Go through the data below and copy each line that includes "derartige".
BEGIN Data listing
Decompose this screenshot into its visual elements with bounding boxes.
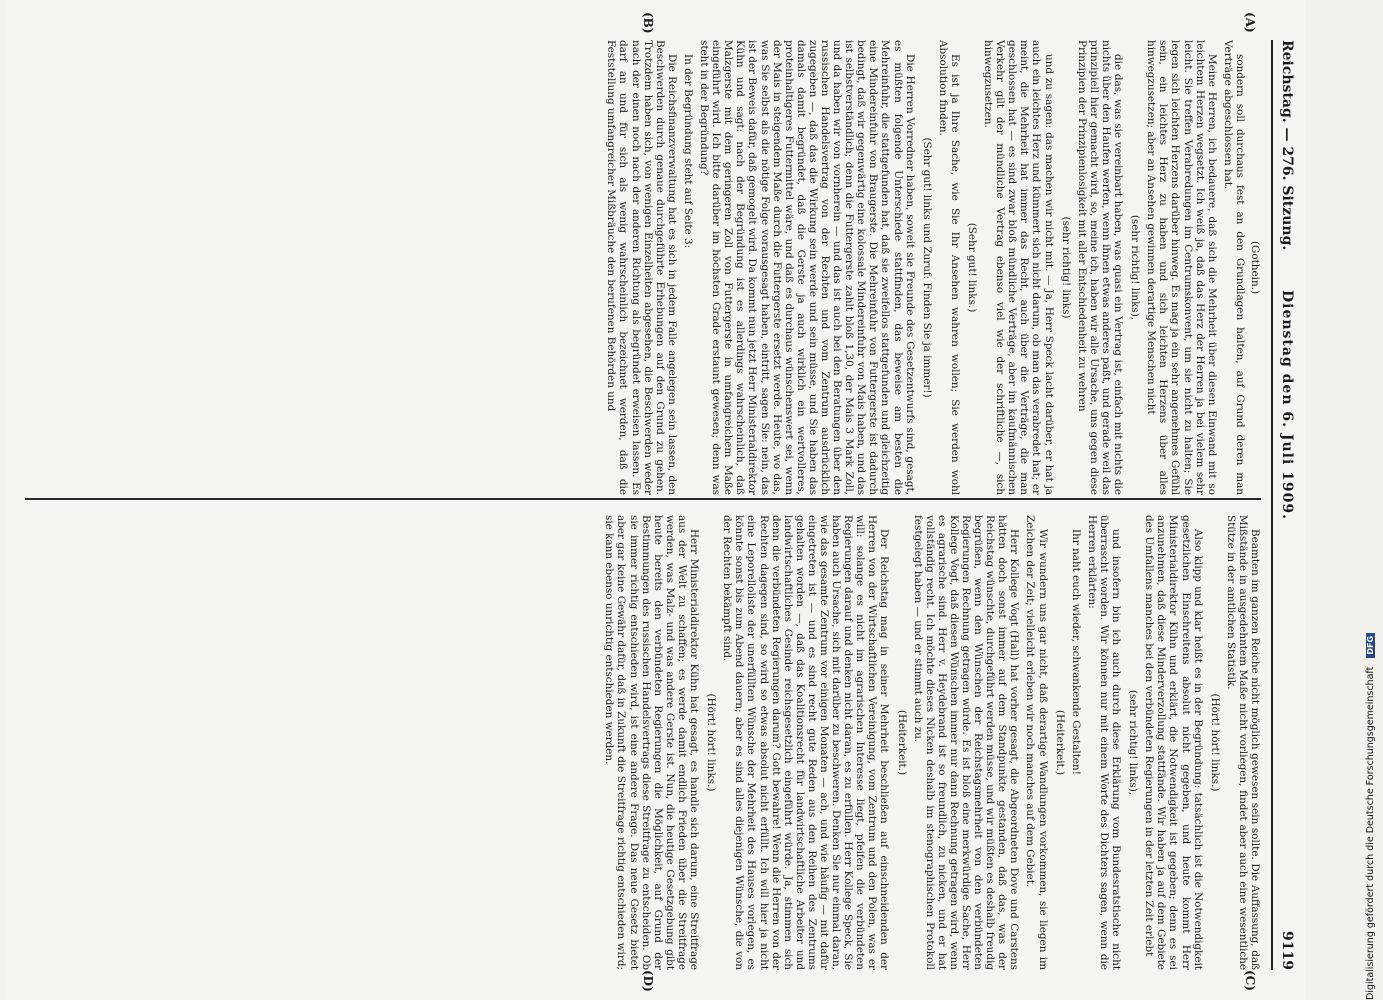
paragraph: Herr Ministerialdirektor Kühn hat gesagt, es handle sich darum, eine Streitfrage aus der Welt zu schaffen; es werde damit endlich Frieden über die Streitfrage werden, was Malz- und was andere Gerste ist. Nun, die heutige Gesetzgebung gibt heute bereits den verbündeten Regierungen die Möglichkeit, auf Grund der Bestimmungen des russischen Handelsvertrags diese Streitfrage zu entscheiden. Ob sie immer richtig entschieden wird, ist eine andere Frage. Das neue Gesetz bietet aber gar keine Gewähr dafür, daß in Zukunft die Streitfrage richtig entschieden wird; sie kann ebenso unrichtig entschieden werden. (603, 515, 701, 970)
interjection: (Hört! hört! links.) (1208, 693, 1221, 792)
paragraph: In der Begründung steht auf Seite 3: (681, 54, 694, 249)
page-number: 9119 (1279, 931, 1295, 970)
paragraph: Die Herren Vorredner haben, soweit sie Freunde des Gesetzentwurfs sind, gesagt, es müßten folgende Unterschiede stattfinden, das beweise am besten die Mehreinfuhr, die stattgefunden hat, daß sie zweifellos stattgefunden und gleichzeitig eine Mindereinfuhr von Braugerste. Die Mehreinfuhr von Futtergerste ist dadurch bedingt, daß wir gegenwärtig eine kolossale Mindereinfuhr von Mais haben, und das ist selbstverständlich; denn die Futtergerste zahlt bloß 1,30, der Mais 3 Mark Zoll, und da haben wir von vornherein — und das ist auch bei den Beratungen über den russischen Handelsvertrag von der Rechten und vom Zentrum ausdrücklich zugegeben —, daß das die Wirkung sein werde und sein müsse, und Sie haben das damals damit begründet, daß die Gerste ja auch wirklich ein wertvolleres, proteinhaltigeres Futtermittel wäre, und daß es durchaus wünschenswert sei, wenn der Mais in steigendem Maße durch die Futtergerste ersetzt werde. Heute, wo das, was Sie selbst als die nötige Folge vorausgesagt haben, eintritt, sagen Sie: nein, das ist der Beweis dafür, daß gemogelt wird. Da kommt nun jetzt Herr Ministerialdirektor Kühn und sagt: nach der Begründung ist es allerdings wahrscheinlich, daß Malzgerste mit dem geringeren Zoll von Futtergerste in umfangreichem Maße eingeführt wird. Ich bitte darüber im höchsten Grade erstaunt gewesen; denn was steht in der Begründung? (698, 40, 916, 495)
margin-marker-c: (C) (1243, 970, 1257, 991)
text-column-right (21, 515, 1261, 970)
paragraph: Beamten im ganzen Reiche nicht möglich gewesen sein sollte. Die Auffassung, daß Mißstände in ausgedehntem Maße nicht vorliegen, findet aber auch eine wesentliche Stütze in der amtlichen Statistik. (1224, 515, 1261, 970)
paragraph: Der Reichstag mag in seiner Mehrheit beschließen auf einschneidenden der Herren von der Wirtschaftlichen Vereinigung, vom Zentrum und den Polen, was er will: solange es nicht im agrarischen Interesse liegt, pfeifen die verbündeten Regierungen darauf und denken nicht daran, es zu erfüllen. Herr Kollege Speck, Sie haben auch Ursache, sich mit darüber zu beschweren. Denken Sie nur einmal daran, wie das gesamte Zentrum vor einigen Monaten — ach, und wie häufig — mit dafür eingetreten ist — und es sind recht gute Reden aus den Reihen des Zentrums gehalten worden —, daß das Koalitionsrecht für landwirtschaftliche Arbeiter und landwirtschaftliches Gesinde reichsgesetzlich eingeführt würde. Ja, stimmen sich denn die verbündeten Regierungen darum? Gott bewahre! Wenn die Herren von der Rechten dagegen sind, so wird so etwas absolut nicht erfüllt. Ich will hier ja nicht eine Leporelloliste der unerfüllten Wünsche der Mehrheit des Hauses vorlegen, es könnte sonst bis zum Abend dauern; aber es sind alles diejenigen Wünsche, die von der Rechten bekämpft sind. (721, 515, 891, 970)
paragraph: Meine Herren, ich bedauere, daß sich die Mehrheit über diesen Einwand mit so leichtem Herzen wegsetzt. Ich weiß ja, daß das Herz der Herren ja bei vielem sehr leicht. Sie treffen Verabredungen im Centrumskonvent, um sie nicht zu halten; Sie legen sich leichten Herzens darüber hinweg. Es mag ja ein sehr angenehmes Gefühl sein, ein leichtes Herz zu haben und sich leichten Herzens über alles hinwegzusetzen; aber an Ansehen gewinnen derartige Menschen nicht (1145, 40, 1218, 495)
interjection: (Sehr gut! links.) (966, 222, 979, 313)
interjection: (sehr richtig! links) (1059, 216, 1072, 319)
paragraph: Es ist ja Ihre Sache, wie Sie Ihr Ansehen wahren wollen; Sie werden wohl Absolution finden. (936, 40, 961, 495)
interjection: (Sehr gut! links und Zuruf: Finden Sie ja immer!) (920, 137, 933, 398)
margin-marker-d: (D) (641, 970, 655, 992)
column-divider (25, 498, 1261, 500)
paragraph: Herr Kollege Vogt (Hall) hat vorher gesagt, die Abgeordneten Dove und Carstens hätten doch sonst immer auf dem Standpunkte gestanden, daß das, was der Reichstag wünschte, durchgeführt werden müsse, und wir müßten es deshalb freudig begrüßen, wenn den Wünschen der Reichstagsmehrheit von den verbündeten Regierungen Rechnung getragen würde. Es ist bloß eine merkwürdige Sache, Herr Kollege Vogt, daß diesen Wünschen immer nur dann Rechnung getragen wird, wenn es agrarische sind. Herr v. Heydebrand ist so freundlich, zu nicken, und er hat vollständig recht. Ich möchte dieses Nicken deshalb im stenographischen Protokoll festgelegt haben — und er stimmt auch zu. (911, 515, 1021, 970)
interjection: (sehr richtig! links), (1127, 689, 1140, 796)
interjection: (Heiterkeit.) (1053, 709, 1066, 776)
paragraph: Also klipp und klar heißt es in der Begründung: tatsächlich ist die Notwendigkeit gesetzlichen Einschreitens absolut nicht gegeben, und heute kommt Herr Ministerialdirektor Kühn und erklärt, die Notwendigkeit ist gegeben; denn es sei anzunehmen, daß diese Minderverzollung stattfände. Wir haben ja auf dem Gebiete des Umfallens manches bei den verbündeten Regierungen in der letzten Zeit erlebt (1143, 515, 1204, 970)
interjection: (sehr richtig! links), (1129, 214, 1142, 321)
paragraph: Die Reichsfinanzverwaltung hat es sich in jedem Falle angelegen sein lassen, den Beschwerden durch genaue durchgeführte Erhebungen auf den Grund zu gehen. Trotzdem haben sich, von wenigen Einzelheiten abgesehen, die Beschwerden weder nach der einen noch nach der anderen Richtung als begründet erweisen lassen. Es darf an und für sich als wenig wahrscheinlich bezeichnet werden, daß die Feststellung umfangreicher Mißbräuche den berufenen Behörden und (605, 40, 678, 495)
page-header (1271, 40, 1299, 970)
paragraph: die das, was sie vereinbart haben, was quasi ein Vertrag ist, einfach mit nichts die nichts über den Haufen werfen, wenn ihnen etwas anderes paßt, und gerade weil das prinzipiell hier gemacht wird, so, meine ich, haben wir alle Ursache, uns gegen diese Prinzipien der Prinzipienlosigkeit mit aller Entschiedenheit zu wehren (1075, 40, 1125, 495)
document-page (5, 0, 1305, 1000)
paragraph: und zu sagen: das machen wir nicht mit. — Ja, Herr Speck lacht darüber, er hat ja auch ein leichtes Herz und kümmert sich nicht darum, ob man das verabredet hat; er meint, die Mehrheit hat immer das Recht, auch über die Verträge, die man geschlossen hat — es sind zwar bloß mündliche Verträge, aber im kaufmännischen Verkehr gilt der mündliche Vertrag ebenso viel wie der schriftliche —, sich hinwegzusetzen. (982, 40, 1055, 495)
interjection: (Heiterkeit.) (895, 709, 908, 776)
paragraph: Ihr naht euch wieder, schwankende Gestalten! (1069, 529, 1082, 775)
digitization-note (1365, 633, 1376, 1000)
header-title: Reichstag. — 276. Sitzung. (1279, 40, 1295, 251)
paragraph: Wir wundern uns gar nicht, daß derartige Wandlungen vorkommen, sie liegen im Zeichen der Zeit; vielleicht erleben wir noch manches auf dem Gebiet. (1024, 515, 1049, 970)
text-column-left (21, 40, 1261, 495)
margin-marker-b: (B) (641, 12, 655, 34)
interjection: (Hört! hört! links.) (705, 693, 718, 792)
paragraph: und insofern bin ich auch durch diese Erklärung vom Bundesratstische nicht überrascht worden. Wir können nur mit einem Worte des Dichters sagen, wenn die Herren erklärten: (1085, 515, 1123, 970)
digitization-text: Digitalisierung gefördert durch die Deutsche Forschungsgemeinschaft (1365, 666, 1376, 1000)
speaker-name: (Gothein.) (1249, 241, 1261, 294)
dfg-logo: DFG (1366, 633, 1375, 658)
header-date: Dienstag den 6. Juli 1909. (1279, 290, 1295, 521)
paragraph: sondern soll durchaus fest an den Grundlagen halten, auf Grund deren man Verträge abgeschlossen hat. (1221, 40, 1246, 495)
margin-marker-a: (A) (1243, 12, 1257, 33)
END Data listing
# [Task response]
paragraph: Meine Herren, ich bedauere, daß sich die Mehrheit über diesen Einwand mit so leichtem Herzen wegsetzt. Ich weiß ja, daß das Herz der Herren ja bei vielem sehr leicht. Sie treffen Verabredungen im Centrumskonvent, um sie nicht zu halten; Sie legen sich leichten Herzens darüber hinweg. Es mag ja ein sehr angenehmes Gefühl sein, ein leichtes Herz zu haben und sich leichten Herzens über alles hinwegzusetzen; aber an Ansehen gewinnen derartige Menschen nicht (1145, 40, 1218, 495)
paragraph: Wir wundern uns gar nicht, daß derartige Wandlungen vorkommen, sie liegen im Zeichen der Zeit; vielleicht erleben wir noch manches auf dem Gebiet. (1024, 515, 1049, 970)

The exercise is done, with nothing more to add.